EXERCISE BRIEF: Return all of the entries exactly, with nothing added or left out.

DATASET CONTENT:
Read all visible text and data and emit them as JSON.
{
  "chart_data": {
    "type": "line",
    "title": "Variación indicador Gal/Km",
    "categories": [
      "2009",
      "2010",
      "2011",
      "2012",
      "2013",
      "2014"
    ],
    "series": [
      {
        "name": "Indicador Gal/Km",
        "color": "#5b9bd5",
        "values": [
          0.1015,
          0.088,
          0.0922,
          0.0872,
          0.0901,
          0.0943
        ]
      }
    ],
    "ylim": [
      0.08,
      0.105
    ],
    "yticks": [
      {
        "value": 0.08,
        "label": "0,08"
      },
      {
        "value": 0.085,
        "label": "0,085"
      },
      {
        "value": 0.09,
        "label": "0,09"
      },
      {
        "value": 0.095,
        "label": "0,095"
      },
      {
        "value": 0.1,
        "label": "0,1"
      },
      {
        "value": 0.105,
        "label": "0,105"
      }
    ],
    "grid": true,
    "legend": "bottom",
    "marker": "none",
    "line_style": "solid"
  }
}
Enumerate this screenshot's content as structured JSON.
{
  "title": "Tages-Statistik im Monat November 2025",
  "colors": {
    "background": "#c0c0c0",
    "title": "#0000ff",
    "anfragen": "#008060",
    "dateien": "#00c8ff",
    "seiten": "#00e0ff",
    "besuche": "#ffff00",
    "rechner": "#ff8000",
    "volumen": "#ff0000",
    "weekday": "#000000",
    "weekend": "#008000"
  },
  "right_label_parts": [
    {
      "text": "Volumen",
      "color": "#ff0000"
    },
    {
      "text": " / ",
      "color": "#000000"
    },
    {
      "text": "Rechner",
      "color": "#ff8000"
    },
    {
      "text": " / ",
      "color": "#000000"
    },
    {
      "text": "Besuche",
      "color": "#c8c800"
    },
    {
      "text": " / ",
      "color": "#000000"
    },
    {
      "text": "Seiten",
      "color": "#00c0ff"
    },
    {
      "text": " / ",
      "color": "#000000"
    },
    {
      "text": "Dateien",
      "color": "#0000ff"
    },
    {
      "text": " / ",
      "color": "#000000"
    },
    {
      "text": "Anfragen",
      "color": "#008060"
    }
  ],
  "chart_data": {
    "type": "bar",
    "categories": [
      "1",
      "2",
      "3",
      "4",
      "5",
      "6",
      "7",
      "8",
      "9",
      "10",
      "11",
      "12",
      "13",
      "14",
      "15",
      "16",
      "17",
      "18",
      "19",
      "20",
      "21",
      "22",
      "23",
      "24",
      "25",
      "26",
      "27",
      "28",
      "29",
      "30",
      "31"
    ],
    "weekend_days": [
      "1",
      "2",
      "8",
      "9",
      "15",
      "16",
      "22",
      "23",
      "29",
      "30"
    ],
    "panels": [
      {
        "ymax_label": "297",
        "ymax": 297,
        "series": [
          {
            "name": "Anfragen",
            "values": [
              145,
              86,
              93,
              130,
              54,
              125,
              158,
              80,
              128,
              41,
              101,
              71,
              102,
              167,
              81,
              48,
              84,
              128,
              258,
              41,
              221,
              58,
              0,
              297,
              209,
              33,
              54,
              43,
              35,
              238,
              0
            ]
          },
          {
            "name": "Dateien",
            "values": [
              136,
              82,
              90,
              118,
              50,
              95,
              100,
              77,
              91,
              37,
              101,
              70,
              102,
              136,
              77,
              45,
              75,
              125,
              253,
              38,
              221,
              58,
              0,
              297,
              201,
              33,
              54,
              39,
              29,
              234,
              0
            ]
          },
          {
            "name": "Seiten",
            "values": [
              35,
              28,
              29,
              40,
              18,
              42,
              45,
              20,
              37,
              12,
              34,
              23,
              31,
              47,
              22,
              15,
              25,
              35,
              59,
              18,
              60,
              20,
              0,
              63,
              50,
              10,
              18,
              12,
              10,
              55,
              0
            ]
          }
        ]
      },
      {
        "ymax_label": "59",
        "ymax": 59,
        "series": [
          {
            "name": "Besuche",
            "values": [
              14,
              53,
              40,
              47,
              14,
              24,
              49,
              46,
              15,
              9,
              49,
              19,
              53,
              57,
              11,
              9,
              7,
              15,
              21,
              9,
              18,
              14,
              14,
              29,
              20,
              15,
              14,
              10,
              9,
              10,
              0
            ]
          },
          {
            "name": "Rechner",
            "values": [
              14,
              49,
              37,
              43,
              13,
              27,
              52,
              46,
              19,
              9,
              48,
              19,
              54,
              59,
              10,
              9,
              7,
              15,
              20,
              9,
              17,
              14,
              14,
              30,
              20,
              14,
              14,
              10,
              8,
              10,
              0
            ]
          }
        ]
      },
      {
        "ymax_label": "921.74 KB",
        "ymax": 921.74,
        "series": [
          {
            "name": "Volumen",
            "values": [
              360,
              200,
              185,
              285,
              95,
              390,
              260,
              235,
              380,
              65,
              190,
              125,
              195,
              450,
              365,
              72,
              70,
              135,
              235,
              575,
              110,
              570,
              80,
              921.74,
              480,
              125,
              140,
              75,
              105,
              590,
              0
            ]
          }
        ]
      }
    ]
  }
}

FINAL RESULT:
Read all visible text and data and emit them as JSON.
{
  "chart_data": {
    "type": "line",
    "title": "Variación indicador Gal/Km",
    "categories": [
      "2009",
      "2010",
      "2011",
      "2012",
      "2013",
      "2014"
    ],
    "series": [
      {
        "name": "Indicador Gal/Km",
        "color": "#5b9bd5",
        "values": [
          0.1015,
          0.088,
          0.0922,
          0.0872,
          0.0901,
          0.0943
        ]
      }
    ],
    "ylim": [
      0.08,
      0.105
    ],
    "yticks": [
      {
        "value": 0.08,
        "label": "0,08"
      },
      {
        "value": 0.085,
        "label": "0,085"
      },
      {
        "value": 0.09,
        "label": "0,09"
      },
      {
        "value": 0.095,
        "label": "0,095"
      },
      {
        "value": 0.1,
        "label": "0,1"
      },
      {
        "value": 0.105,
        "label": "0,105"
      }
    ],
    "grid": true,
    "legend": "bottom",
    "marker": "none",
    "line_style": "solid"
  }
}
Enumerate this screenshot's content as structured JSON.
{
  "title": "Tages-Statistik im Monat November 2025",
  "colors": {
    "background": "#c0c0c0",
    "title": "#0000ff",
    "anfragen": "#008060",
    "dateien": "#00c8ff",
    "seiten": "#00e0ff",
    "besuche": "#ffff00",
    "rechner": "#ff8000",
    "volumen": "#ff0000",
    "weekday": "#000000",
    "weekend": "#008000"
  },
  "right_label_parts": [
    {
      "text": "Volumen",
      "color": "#ff0000"
    },
    {
      "text": " / ",
      "color": "#000000"
    },
    {
      "text": "Rechner",
      "color": "#ff8000"
    },
    {
      "text": " / ",
      "color": "#000000"
    },
    {
      "text": "Besuche",
      "color": "#c8c800"
    },
    {
      "text": " / ",
      "color": "#000000"
    },
    {
      "text": "Seiten",
      "color": "#00c0ff"
    },
    {
      "text": " / ",
      "color": "#000000"
    },
    {
      "text": "Dateien",
      "color": "#0000ff"
    },
    {
      "text": " / ",
      "color": "#000000"
    },
    {
      "text": "Anfragen",
      "color": "#008060"
    }
  ],
  "chart_data": {
    "type": "bar",
    "categories": [
      "1",
      "2",
      "3",
      "4",
      "5",
      "6",
      "7",
      "8",
      "9",
      "10",
      "11",
      "12",
      "13",
      "14",
      "15",
      "16",
      "17",
      "18",
      "19",
      "20",
      "21",
      "22",
      "23",
      "24",
      "25",
      "26",
      "27",
      "28",
      "29",
      "30",
      "31"
    ],
    "weekend_days": [
      "1",
      "2",
      "8",
      "9",
      "15",
      "16",
      "22",
      "23",
      "29",
      "30"
    ],
    "panels": [
      {
        "ymax_label": "297",
        "ymax": 297,
        "series": [
          {
            "name": "Anfragen",
            "values": [
              145,
              86,
              93,
              130,
              54,
              125,
              158,
              80,
              128,
              41,
              101,
              71,
              102,
              167,
              81,
              48,
              84,
              128,
              258,
              41,
              221,
              58,
              0,
              297,
              209,
              33,
              54,
              43,
              35,
              238,
              0
            ]
          },
          {
            "name": "Dateien",
            "values": [
              136,
              82,
              90,
              118,
              50,
              95,
              100,
              77,
              91,
              37,
              101,
              70,
              102,
              136,
              77,
              45,
              75,
              125,
              253,
              38,
              221,
              58,
              0,
              297,
              201,
              33,
              54,
              39,
              29,
              234,
              0
            ]
          },
          {
            "name": "Seiten",
            "values": [
              35,
              28,
              29,
              40,
              18,
              42,
              45,
              20,
              37,
              12,
              34,
              23,
              31,
              47,
              22,
              15,
              25,
              35,
              59,
              18,
              60,
              20,
              0,
              63,
              50,
              10,
              18,
              12,
              10,
              55,
              0
            ]
          }
        ]
      },
      {
        "ymax_label": "59",
        "ymax": 59,
        "series": [
          {
            "name": "Besuche",
            "values": [
              14,
              53,
              40,
              47,
              14,
              24,
              49,
              46,
              15,
              9,
              49,
              19,
              53,
              57,
              11,
              9,
              7,
              15,
              21,
              9,
              18,
              14,
              14,
              29,
              20,
              15,
              14,
              10,
              9,
              10,
              0
            ]
          },
          {
            "name": "Rechner",
            "values": [
              14,
              49,
              37,
              43,
              13,
              27,
              52,
              46,
              19,
              9,
              48,
              19,
              54,
              59,
              10,
              9,
              7,
              15,
              20,
              9,
              17,
              14,
              14,
              30,
              20,
              14,
              14,
              10,
              8,
              10,
              0
            ]
          }
        ]
      },
      {
        "ymax_label": "921.74 KB",
        "ymax": 921.74,
        "series": [
          {
            "name": "Volumen",
            "values": [
              360,
              200,
              185,
              285,
              95,
              390,
              260,
              235,
              380,
              65,
              190,
              125,
              195,
              450,
              365,
              72,
              70,
              135,
              235,
              575,
              110,
              570,
              80,
              921.74,
              480,
              125,
              140,
              75,
              105,
              590,
              0
            ]
          }
        ]
      }
    ]
  }
}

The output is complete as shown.